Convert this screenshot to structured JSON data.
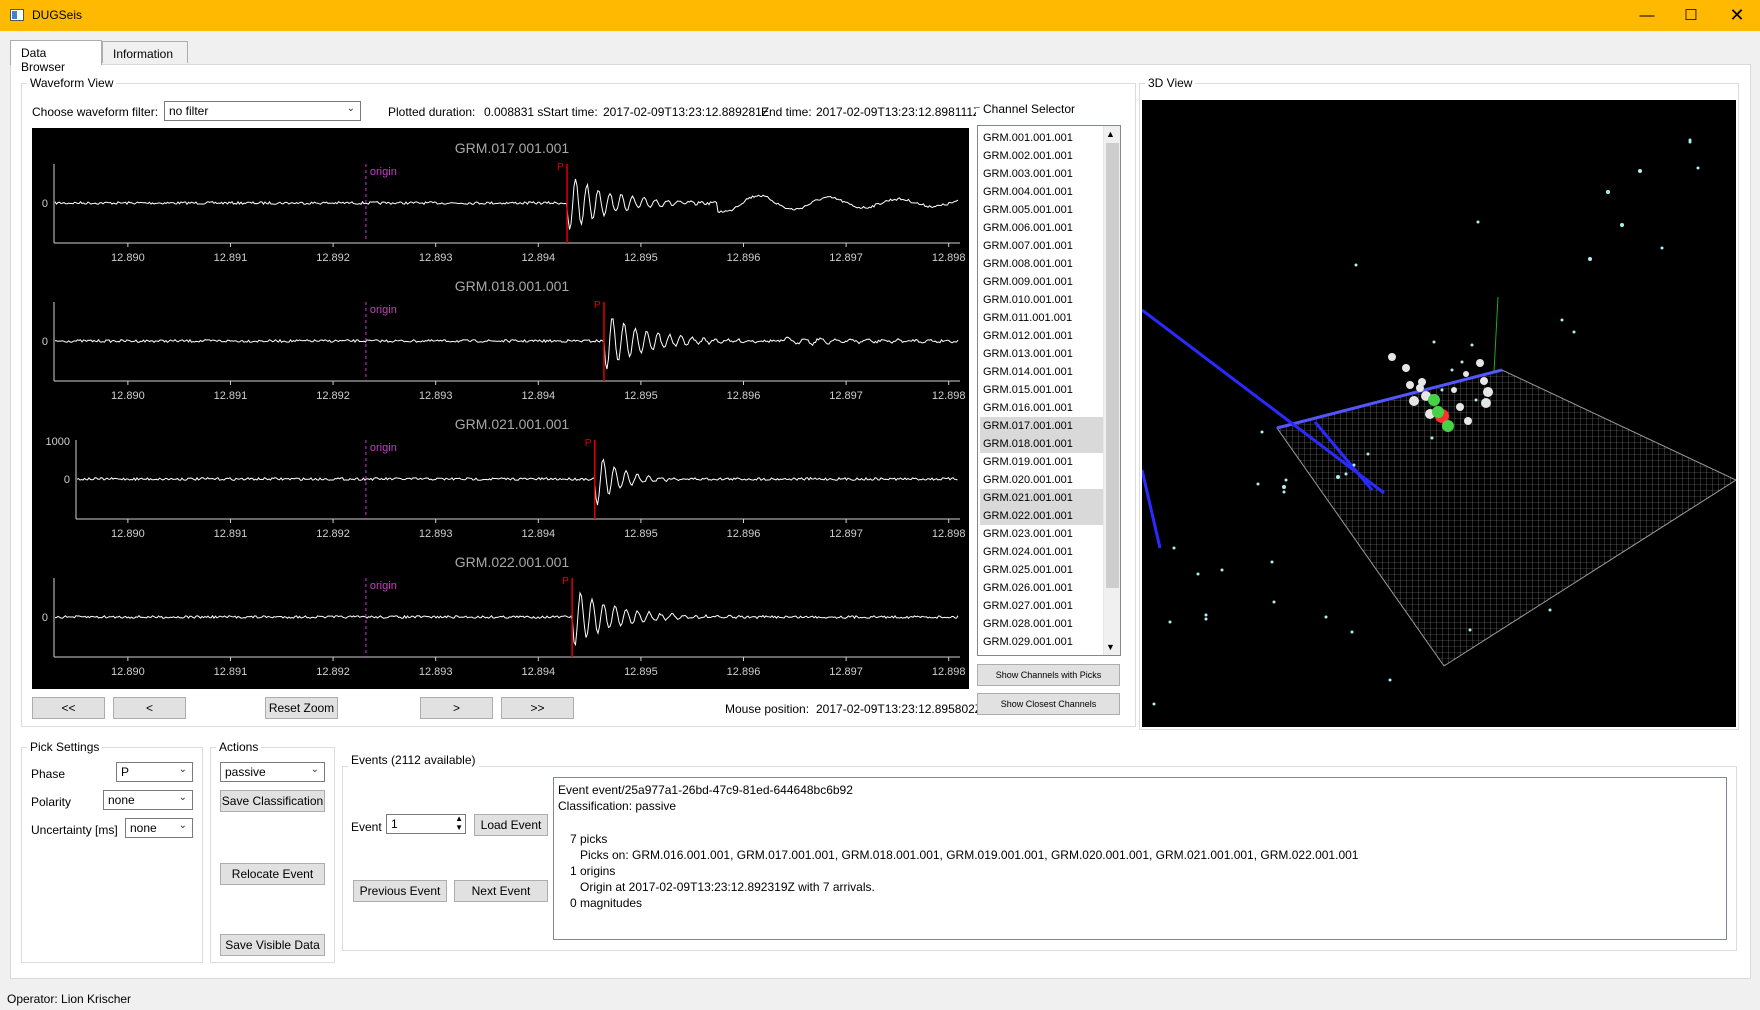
{
  "window": {
    "title": "DUGSeis"
  },
  "tabs": [
    "Data Browser",
    "Information"
  ],
  "waveform_view": {
    "title": "Waveform View",
    "filter_label": "Choose waveform filter:",
    "filter_value": "no filter",
    "duration_label": "Plotted duration:",
    "duration_value": "0.008831 s",
    "start_label": "Start time:",
    "start_value": "2017-02-09T13:23:12.889281Z",
    "end_label": "End time:",
    "end_value": "2017-02-09T13:23:12.898111Z",
    "ticks": [
      "12.890",
      "12.891",
      "12.892",
      "12.893",
      "12.894",
      "12.895",
      "12.896",
      "12.897",
      "12.898"
    ],
    "origin_label": "origin",
    "pick_label": "P",
    "traces": [
      {
        "name": "GRM.017.001.001",
        "ytick": "0",
        "pick_time": 12.89428
      },
      {
        "name": "GRM.018.001.001",
        "ytick": "0",
        "pick_time": 12.89464
      },
      {
        "name": "GRM.021.001.001",
        "ytick": "0",
        "ytick_top": "1000",
        "pick_time": 12.89455
      },
      {
        "name": "GRM.022.001.001",
        "ytick": "0",
        "pick_time": 12.89433
      }
    ],
    "origin_time": 12.89232,
    "x_range": [
      12.88928,
      12.89811
    ],
    "btn_first": "<<",
    "btn_prev": "<",
    "btn_reset": "Reset Zoom",
    "btn_next": ">",
    "btn_last": ">>",
    "mouse_label": "Mouse position:",
    "mouse_value": "2017-02-09T13:23:12.895802Z"
  },
  "channel_selector": {
    "title": "Channel Selector",
    "items": [
      "GRM.001.001.001",
      "GRM.002.001.001",
      "GRM.003.001.001",
      "GRM.004.001.001",
      "GRM.005.001.001",
      "GRM.006.001.001",
      "GRM.007.001.001",
      "GRM.008.001.001",
      "GRM.009.001.001",
      "GRM.010.001.001",
      "GRM.011.001.001",
      "GRM.012.001.001",
      "GRM.013.001.001",
      "GRM.014.001.001",
      "GRM.015.001.001",
      "GRM.016.001.001",
      "GRM.017.001.001",
      "GRM.018.001.001",
      "GRM.019.001.001",
      "GRM.020.001.001",
      "GRM.021.001.001",
      "GRM.022.001.001",
      "GRM.023.001.001",
      "GRM.024.001.001",
      "GRM.025.001.001",
      "GRM.026.001.001",
      "GRM.027.001.001",
      "GRM.028.001.001",
      "GRM.029.001.001"
    ],
    "selected": [
      "GRM.017.001.001",
      "GRM.018.001.001",
      "GRM.021.001.001",
      "GRM.022.001.001"
    ],
    "btn_picks": "Show Channels with Picks",
    "btn_closest": "Show Closest Channels"
  },
  "view3d": {
    "title": "3D View"
  },
  "pick_settings": {
    "title": "Pick Settings",
    "phase_label": "Phase",
    "phase_value": "P",
    "polarity_label": "Polarity",
    "polarity_value": "none",
    "uncertainty_label": "Uncertainty [ms]",
    "uncertainty_value": "none"
  },
  "actions": {
    "title": "Actions",
    "classification_value": "passive",
    "btn_save_class": "Save Classification",
    "btn_relocate": "Relocate Event",
    "btn_save_visible": "Save Visible Data"
  },
  "events": {
    "title": "Events (2112 available)",
    "event_label": "Event",
    "event_value": "1",
    "btn_load": "Load Event",
    "btn_prev": "Previous Event",
    "btn_next": "Next Event",
    "lines": [
      "Event event/25a977a1-26bd-47c9-81ed-644648bc6b92",
      "Classification: passive",
      "7 picks",
      "Picks on: GRM.016.001.001, GRM.017.001.001, GRM.018.001.001, GRM.019.001.001, GRM.020.001.001, GRM.021.001.001, GRM.022.001.001",
      "1 origins",
      "Origin at 2017-02-09T13:23:12.892319Z with 7 arrivals.",
      "0 magnitudes"
    ]
  },
  "status": {
    "operator": "Operator: Lion Krischer"
  },
  "colors": {
    "titlebar": "#ffb900",
    "origin": "#c83cc8",
    "pick": "#e00000",
    "trace": "#ffffff"
  }
}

◇ ◇ ◇ ◇ ◇ ◇ ◇

— Problem —
None of the pictures should appear; repeat the records exactly otherwise.

— Answer for this exercise —
Convert this screenshot to structured JSON data.
{
  "window": {
    "title": "DUGSeis"
  },
  "tabs": [
    "Data Browser",
    "Information"
  ],
  "waveform_view": {
    "title": "Waveform View",
    "filter_label": "Choose waveform filter:",
    "filter_value": "no filter",
    "duration_label": "Plotted duration:",
    "duration_value": "0.008831 s",
    "start_label": "Start time:",
    "start_value": "2017-02-09T13:23:12.889281Z",
    "end_label": "End time:",
    "end_value": "2017-02-09T13:23:12.898111Z",
    "ticks": [
      "12.890",
      "12.891",
      "12.892",
      "12.893",
      "12.894",
      "12.895",
      "12.896",
      "12.897",
      "12.898"
    ],
    "origin_label": "origin",
    "pick_label": "P",
    "traces": [
      {
        "name": "GRM.017.001.001",
        "ytick": "0",
        "pick_time": 12.89428
      },
      {
        "name": "GRM.018.001.001",
        "ytick": "0",
        "pick_time": 12.89464
      },
      {
        "name": "GRM.021.001.001",
        "ytick": "0",
        "ytick_top": "1000",
        "pick_time": 12.89455
      },
      {
        "name": "GRM.022.001.001",
        "ytick": "0",
        "pick_time": 12.89433
      }
    ],
    "origin_time": 12.89232,
    "x_range": [
      12.88928,
      12.89811
    ],
    "btn_first": "<<",
    "btn_prev": "<",
    "btn_reset": "Reset Zoom",
    "btn_next": ">",
    "btn_last": ">>",
    "mouse_label": "Mouse position:",
    "mouse_value": "2017-02-09T13:23:12.895802Z"
  },
  "channel_selector": {
    "title": "Channel Selector",
    "items": [
      "GRM.001.001.001",
      "GRM.002.001.001",
      "GRM.003.001.001",
      "GRM.004.001.001",
      "GRM.005.001.001",
      "GRM.006.001.001",
      "GRM.007.001.001",
      "GRM.008.001.001",
      "GRM.009.001.001",
      "GRM.010.001.001",
      "GRM.011.001.001",
      "GRM.012.001.001",
      "GRM.013.001.001",
      "GRM.014.001.001",
      "GRM.015.001.001",
      "GRM.016.001.001",
      "GRM.017.001.001",
      "GRM.018.001.001",
      "GRM.019.001.001",
      "GRM.020.001.001",
      "GRM.021.001.001",
      "GRM.022.001.001",
      "GRM.023.001.001",
      "GRM.024.001.001",
      "GRM.025.001.001",
      "GRM.026.001.001",
      "GRM.027.001.001",
      "GRM.028.001.001",
      "GRM.029.001.001"
    ],
    "selected": [
      "GRM.017.001.001",
      "GRM.018.001.001",
      "GRM.021.001.001",
      "GRM.022.001.001"
    ],
    "btn_picks": "Show Channels with Picks",
    "btn_closest": "Show Closest Channels"
  },
  "view3d": {
    "title": "3D View"
  },
  "pick_settings": {
    "title": "Pick Settings",
    "phase_label": "Phase",
    "phase_value": "P",
    "polarity_label": "Polarity",
    "polarity_value": "none",
    "uncertainty_label": "Uncertainty [ms]",
    "uncertainty_value": "none"
  },
  "actions": {
    "title": "Actions",
    "classification_value": "passive",
    "btn_save_class": "Save Classification",
    "btn_relocate": "Relocate Event",
    "btn_save_visible": "Save Visible Data"
  },
  "events": {
    "title": "Events (2112 available)",
    "event_label": "Event",
    "event_value": "1",
    "btn_load": "Load Event",
    "btn_prev": "Previous Event",
    "btn_next": "Next Event",
    "lines": [
      "Event event/25a977a1-26bd-47c9-81ed-644648bc6b92",
      "Classification: passive",
      "7 picks",
      "Picks on: GRM.016.001.001, GRM.017.001.001, GRM.018.001.001, GRM.019.001.001, GRM.020.001.001, GRM.021.001.001, GRM.022.001.001",
      "1 origins",
      "Origin at 2017-02-09T13:23:12.892319Z with 7 arrivals.",
      "0 magnitudes"
    ]
  },
  "status": {
    "operator": "Operator: Lion Krischer"
  },
  "colors": {
    "titlebar": "#ffb900",
    "origin": "#c83cc8",
    "pick": "#e00000",
    "trace": "#ffffff"
  }
}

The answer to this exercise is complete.